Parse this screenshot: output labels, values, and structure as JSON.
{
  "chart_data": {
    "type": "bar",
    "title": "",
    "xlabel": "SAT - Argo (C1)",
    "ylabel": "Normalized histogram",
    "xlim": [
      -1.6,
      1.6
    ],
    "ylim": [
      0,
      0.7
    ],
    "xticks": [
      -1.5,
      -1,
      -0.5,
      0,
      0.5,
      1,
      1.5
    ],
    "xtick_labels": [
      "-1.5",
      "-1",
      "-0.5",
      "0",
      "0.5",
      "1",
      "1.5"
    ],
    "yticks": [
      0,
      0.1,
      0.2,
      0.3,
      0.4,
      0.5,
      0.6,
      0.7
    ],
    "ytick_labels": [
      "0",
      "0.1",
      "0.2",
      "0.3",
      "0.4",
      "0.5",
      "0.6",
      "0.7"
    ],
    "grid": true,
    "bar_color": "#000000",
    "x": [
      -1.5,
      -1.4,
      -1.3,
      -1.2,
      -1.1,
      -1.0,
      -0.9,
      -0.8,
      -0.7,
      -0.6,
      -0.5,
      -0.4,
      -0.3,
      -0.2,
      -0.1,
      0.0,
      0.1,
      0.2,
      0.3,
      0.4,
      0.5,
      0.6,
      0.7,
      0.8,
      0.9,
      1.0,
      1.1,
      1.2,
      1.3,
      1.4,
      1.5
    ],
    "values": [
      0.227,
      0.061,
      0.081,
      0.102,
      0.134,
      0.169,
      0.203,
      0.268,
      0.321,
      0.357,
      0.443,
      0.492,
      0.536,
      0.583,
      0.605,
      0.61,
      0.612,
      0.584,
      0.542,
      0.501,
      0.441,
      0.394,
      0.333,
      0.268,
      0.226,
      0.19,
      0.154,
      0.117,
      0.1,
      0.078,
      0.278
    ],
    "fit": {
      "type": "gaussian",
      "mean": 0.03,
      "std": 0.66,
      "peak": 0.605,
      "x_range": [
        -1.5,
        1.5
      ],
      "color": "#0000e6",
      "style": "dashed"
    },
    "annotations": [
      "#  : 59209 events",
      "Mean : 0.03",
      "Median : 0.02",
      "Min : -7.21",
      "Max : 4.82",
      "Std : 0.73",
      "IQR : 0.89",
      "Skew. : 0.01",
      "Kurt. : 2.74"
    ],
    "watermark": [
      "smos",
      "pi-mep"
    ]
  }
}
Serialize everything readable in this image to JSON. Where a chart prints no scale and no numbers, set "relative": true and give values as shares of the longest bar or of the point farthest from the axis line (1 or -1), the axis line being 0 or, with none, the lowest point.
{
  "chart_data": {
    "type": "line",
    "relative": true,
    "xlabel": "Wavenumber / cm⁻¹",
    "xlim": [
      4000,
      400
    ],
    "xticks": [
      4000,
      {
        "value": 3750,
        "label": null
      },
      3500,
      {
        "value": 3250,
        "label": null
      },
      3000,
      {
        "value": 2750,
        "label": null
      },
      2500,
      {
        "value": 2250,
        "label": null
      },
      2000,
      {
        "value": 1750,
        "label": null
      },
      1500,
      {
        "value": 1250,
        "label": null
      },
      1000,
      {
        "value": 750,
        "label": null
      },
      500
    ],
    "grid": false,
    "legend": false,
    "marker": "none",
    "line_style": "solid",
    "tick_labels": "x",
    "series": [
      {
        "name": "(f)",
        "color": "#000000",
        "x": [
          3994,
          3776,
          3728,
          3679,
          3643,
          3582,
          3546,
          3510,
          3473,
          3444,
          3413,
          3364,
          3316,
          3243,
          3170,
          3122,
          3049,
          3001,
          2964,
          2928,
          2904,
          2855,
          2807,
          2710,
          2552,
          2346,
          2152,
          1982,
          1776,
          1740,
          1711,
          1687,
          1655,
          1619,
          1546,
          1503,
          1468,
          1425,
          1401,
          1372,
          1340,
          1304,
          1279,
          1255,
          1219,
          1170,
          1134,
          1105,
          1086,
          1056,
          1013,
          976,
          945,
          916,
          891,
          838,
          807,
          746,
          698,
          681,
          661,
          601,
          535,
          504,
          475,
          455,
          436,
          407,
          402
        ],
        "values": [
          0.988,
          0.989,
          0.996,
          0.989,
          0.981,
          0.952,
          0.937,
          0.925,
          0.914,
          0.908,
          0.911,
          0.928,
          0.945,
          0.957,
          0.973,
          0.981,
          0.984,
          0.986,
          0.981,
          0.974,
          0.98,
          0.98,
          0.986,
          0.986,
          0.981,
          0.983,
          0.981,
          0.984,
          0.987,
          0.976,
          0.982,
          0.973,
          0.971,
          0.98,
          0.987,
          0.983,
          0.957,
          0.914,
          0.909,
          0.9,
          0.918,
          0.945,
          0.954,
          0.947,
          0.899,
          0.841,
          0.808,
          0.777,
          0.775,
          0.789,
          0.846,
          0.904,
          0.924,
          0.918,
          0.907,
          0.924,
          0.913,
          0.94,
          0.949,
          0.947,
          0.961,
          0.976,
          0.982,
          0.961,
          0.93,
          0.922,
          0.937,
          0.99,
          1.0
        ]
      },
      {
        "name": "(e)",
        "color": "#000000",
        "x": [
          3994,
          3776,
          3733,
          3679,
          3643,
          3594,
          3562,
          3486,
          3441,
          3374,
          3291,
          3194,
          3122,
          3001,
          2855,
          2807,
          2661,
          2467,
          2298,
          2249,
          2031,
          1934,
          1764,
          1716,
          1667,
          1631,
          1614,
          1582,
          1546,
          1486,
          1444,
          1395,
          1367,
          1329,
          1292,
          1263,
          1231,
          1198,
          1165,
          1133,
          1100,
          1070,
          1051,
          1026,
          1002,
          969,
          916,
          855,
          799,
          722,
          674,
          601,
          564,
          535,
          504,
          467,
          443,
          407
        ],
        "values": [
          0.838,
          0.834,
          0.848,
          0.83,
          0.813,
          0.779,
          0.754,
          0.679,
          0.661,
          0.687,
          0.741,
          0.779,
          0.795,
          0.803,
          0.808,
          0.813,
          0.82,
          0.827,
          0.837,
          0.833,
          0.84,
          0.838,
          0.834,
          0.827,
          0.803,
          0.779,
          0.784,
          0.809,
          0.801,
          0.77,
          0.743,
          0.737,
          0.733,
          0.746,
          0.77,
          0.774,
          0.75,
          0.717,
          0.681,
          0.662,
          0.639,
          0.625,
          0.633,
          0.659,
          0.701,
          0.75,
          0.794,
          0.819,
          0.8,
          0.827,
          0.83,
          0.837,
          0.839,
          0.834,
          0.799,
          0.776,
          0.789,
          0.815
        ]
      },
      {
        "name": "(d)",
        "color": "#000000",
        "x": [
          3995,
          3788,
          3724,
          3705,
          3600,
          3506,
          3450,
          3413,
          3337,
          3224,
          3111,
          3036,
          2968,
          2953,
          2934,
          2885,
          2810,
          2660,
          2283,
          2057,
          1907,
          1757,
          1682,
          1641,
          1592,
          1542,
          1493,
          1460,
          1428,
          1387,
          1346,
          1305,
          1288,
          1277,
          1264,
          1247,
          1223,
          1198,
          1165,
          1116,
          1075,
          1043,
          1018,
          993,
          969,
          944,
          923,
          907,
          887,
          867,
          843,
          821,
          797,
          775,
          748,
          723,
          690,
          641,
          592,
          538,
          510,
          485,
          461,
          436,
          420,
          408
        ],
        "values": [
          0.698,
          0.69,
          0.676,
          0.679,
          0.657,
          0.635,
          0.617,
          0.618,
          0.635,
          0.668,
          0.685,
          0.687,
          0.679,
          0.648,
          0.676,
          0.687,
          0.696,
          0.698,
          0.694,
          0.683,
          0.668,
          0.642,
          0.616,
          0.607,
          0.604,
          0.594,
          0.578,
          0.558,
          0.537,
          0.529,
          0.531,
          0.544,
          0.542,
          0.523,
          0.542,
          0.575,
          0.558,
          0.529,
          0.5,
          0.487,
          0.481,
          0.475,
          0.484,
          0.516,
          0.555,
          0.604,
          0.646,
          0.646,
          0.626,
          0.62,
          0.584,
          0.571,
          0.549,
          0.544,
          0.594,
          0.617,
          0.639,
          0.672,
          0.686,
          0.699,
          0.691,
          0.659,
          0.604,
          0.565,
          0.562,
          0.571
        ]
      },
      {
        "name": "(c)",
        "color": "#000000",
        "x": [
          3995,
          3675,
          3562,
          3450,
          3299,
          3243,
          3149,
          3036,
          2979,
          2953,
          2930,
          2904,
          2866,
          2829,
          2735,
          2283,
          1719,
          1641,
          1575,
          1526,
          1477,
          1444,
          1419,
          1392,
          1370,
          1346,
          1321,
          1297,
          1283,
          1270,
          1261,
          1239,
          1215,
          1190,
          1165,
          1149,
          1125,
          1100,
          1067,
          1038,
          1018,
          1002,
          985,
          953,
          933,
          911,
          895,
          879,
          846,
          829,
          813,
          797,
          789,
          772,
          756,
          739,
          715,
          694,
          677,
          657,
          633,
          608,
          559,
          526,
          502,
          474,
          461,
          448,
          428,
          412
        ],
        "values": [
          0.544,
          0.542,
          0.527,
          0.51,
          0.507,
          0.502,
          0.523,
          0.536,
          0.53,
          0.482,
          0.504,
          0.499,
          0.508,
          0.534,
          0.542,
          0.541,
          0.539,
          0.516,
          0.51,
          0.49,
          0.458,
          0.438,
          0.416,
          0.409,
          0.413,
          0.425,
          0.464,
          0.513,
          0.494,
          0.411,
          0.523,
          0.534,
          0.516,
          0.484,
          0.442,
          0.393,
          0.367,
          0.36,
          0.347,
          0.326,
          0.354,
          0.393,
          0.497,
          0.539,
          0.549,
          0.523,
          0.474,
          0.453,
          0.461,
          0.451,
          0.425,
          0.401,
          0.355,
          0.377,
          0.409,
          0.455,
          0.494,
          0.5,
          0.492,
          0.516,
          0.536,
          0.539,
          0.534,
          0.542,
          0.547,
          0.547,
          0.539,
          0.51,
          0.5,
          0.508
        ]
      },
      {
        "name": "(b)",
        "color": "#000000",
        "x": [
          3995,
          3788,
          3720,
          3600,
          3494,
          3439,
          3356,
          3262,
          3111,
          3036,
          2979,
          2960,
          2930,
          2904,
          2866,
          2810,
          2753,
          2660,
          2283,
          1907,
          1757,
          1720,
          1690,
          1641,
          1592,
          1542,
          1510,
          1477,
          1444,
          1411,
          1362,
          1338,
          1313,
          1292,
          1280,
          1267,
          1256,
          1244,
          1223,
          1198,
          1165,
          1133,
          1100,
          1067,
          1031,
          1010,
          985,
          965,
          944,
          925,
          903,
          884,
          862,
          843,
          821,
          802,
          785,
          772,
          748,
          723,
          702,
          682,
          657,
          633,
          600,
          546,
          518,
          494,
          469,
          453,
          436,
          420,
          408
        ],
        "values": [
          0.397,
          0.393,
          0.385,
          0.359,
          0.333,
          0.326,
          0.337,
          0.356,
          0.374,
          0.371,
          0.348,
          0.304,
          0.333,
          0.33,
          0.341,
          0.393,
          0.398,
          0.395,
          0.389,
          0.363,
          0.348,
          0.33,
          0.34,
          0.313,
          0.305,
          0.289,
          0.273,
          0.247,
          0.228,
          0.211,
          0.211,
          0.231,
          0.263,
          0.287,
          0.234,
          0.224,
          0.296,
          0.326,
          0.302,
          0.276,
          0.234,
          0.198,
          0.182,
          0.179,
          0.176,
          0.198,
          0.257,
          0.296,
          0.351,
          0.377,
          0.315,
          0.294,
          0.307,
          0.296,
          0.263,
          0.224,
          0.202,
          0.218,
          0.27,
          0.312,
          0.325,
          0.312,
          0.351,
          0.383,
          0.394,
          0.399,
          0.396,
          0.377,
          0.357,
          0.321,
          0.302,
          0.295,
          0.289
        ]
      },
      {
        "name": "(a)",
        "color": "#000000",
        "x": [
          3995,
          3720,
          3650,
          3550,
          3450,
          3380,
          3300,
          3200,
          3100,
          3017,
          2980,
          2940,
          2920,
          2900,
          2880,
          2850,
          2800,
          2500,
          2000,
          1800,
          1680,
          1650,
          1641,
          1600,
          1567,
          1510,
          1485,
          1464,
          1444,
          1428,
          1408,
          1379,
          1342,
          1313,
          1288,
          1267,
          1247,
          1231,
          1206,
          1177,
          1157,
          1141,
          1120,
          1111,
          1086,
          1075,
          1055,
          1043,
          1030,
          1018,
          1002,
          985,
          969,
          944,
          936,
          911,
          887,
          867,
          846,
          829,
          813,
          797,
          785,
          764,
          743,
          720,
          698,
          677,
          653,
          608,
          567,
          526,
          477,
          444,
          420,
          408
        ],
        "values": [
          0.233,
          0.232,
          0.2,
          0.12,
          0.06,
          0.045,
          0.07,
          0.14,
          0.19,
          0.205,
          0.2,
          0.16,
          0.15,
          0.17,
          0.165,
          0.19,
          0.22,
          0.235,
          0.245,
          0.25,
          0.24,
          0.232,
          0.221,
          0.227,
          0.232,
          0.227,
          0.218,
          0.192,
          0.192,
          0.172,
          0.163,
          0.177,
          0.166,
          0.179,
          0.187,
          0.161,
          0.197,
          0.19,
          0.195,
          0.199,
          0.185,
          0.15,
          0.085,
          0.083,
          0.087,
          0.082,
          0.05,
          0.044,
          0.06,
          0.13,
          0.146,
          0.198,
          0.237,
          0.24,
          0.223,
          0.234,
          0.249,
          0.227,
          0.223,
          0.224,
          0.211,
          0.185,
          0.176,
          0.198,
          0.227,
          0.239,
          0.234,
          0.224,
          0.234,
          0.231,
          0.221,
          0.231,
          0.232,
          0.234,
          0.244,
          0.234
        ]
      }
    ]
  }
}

----

● STATED PROBLEM: Extract all lines from the data in which "xlabel" is found.

● THE ANSWER:
    "xlabel": "SAT - Argo (C1)",
    "xlabel": "Wavenumber / cm⁻¹",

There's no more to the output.